## To be done:
Report the number of lines in these entries that contain "APARISI". Write only the number.

..........

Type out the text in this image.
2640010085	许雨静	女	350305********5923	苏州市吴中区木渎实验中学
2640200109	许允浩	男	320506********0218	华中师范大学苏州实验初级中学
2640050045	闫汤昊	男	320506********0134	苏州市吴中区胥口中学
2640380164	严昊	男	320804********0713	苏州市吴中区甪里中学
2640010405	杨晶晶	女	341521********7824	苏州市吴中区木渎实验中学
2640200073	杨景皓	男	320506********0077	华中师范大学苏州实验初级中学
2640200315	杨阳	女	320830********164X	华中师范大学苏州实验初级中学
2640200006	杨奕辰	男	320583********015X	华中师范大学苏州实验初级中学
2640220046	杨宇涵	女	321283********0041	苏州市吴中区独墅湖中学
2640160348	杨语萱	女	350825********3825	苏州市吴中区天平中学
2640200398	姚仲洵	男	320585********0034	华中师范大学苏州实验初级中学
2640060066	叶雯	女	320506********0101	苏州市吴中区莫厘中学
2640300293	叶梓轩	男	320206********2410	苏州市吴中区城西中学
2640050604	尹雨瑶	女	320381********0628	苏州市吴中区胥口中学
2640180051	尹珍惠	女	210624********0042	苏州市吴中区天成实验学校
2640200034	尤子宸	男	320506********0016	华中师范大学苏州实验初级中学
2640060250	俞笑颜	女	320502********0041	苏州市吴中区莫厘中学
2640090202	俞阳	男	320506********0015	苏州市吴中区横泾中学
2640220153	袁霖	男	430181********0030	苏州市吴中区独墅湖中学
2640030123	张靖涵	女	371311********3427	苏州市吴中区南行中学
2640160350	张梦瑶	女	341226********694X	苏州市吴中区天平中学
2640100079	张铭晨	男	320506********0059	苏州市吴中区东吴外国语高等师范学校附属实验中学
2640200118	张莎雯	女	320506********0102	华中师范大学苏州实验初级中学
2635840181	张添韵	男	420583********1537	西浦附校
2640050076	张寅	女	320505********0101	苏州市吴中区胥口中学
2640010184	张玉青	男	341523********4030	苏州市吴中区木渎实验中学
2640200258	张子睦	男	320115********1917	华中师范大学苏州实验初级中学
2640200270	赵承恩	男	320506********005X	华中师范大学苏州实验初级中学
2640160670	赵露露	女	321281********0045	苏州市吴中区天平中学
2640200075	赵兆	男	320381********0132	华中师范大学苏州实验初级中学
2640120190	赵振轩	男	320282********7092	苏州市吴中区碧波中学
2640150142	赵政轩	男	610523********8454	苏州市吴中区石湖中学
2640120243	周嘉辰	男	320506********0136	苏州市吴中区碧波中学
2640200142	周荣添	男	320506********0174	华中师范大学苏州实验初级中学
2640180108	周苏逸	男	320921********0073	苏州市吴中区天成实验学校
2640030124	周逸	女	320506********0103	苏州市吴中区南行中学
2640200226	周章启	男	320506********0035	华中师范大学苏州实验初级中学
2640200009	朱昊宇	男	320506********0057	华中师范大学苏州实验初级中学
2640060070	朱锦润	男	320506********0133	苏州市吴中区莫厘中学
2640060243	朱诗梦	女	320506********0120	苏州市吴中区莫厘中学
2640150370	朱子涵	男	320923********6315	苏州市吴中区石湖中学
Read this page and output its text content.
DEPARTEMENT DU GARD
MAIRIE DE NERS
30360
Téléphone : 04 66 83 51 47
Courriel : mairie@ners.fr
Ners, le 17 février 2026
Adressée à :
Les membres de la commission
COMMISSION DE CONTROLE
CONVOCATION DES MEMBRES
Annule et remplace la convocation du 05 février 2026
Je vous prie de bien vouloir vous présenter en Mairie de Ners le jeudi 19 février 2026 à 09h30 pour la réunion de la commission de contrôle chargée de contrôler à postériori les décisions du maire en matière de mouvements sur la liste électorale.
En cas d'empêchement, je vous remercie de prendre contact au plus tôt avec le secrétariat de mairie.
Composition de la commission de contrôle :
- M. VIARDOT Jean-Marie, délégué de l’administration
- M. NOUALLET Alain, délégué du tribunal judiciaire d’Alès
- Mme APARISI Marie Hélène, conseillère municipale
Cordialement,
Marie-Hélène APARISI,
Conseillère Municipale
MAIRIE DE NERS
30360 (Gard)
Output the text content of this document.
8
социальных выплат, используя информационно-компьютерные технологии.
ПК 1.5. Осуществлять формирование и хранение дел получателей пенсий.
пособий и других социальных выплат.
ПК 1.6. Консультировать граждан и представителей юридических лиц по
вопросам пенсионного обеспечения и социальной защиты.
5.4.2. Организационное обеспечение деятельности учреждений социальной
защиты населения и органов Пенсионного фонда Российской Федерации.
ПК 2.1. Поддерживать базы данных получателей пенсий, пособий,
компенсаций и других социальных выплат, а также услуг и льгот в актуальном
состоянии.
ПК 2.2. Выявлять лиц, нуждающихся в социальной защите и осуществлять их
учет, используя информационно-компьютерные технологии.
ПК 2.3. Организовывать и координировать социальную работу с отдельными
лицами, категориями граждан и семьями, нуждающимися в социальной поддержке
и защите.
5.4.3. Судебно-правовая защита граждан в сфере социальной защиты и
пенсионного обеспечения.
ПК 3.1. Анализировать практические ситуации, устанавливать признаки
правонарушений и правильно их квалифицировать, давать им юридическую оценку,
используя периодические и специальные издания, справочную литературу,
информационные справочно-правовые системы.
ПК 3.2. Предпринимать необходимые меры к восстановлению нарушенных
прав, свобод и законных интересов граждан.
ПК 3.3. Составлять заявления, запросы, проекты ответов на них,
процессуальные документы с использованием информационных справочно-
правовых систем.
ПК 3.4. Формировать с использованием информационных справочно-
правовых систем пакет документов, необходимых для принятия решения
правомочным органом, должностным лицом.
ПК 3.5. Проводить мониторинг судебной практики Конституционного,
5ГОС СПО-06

..........

## Completed task:
2